§ WHAT THE TASK ASKS: Word for word, transcribe the lines from the one containing "Give me the" through the end of the entries, both included, and nothing else.

** start of STORED DATA **

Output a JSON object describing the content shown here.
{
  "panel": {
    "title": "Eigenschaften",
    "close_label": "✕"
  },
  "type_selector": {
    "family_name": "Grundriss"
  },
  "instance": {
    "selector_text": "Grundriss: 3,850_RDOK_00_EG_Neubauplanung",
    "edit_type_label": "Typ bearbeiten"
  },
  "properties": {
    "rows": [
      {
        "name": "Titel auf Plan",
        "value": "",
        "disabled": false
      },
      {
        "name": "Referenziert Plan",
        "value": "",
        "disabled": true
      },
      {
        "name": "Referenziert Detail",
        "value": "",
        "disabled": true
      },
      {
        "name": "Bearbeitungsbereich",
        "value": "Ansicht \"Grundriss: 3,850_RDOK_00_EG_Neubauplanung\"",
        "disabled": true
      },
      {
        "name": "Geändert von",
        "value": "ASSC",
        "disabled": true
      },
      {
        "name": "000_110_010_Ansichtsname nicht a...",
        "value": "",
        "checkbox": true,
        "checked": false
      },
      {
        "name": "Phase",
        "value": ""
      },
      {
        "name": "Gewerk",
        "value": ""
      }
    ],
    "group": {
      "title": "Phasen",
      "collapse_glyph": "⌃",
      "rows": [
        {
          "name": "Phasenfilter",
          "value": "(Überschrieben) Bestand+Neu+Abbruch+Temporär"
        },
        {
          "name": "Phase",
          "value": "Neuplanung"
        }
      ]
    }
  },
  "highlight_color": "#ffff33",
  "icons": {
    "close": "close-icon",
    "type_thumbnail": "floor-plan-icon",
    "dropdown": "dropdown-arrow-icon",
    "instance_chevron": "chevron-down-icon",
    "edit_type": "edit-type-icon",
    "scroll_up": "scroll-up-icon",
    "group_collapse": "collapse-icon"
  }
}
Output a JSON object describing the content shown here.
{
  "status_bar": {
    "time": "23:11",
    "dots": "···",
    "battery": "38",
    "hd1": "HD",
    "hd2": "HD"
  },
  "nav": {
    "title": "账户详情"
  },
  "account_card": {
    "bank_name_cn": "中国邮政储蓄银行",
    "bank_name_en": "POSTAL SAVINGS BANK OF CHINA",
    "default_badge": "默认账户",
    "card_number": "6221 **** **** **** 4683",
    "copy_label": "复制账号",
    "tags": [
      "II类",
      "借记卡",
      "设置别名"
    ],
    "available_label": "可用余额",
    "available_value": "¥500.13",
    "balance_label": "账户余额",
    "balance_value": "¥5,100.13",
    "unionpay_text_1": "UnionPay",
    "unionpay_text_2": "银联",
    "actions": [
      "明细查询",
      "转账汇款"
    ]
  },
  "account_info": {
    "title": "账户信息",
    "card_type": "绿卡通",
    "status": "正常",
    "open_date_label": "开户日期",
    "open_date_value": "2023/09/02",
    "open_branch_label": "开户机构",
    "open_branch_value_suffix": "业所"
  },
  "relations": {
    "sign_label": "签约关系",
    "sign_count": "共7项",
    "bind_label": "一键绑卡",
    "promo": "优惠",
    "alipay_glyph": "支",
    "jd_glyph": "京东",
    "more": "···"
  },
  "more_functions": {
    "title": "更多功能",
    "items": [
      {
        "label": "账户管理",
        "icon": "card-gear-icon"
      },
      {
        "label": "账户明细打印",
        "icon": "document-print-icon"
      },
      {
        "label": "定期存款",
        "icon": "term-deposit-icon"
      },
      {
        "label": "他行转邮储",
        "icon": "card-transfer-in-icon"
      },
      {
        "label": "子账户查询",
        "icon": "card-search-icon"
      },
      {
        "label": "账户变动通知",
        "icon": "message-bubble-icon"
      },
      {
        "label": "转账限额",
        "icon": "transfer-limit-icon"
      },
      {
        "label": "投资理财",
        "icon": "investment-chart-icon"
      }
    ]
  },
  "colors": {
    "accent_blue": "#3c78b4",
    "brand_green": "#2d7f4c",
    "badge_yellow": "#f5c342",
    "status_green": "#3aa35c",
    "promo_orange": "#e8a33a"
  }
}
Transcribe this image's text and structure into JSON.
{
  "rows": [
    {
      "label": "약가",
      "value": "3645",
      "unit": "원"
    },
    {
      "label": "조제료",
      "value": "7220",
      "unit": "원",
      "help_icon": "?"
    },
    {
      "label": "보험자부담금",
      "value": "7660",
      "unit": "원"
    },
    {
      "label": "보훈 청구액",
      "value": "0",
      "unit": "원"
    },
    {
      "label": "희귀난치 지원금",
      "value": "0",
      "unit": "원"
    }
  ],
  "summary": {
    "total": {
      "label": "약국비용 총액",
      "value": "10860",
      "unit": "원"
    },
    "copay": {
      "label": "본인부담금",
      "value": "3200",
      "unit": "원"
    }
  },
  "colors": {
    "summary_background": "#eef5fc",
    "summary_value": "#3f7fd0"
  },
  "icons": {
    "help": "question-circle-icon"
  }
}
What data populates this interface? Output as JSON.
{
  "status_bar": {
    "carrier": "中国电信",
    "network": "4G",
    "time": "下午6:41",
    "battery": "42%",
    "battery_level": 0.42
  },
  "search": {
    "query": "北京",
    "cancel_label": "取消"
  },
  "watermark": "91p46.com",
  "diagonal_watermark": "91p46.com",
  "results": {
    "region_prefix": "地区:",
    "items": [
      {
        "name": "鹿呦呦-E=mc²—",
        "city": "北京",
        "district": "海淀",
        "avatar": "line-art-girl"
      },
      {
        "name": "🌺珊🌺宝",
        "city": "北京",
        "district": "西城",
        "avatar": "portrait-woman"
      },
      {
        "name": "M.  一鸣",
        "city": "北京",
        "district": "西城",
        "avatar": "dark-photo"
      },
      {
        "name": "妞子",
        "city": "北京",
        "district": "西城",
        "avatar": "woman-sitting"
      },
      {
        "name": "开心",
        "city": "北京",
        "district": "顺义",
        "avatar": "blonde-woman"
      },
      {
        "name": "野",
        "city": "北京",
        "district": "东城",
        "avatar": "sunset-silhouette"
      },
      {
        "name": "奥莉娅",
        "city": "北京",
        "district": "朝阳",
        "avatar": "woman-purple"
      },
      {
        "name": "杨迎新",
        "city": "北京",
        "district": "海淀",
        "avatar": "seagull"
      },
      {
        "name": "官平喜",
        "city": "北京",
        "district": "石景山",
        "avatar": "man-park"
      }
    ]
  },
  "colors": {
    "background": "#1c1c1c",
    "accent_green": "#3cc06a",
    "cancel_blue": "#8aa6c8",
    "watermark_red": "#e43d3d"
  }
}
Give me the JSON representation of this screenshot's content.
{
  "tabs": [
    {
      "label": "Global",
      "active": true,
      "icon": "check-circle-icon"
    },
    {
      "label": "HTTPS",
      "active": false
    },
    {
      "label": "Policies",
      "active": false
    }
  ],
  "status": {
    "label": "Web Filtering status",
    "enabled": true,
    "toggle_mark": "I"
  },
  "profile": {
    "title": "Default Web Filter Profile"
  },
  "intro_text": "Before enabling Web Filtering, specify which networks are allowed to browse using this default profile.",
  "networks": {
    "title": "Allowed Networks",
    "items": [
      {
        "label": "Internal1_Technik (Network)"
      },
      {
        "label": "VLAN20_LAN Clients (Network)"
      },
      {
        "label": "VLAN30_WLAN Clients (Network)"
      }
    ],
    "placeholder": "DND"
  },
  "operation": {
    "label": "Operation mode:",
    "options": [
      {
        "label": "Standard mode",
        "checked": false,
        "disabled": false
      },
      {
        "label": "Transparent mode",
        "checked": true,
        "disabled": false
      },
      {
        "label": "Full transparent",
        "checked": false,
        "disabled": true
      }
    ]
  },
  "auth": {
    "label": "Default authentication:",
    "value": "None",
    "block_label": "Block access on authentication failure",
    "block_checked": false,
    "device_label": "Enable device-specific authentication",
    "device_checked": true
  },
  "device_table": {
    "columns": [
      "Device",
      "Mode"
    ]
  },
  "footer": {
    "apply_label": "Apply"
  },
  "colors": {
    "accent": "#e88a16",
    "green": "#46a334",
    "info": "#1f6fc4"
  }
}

** end of STORED DATA **

§ TASK RESULT:
Give me the JSON representation of this screenshot's content.
{
  "tabs": [
    {
      "label": "Global",
      "active": true,
      "icon": "check-circle-icon"
    },
    {
      "label": "HTTPS",
      "active": false
    },
    {
      "label": "Policies",
      "active": false
    }
  ],
  "status": {
    "label": "Web Filtering status",
    "enabled": true,
    "toggle_mark": "I"
  },
  "profile": {
    "title": "Default Web Filter Profile"
  },
  "intro_text": "Before enabling Web Filtering, specify which networks are allowed to browse using this default profile.",
  "networks": {
    "title": "Allowed Networks",
    "items": [
      {
        "label": "Internal1_Technik (Network)"
      },
      {
        "label": "VLAN20_LAN Clients (Network)"
      },
      {
        "label": "VLAN30_WLAN Clients (Network)"
      }
    ],
    "placeholder": "DND"
  },
  "operation": {
    "label": "Operation mode:",
    "options": [
      {
        "label": "Standard mode",
        "checked": false,
        "disabled": false
      },
      {
        "label": "Transparent mode",
        "checked": true,
        "disabled": false
      },
      {
        "label": "Full transparent",
        "checked": false,
        "disabled": true
      }
    ]
  },
  "auth": {
    "label": "Default authentication:",
    "value": "None",
    "block_label": "Block access on authentication failure",
    "block_checked": false,
    "device_label": "Enable device-specific authentication",
    "device_checked": true
  },
  "device_table": {
    "columns": [
      "Device",
      "Mode"
    ]
  },
  "footer": {
    "apply_label": "Apply"
  },
  "colors": {
    "accent": "#e88a16",
    "green": "#46a334",
    "info": "#1f6fc4"
  }
}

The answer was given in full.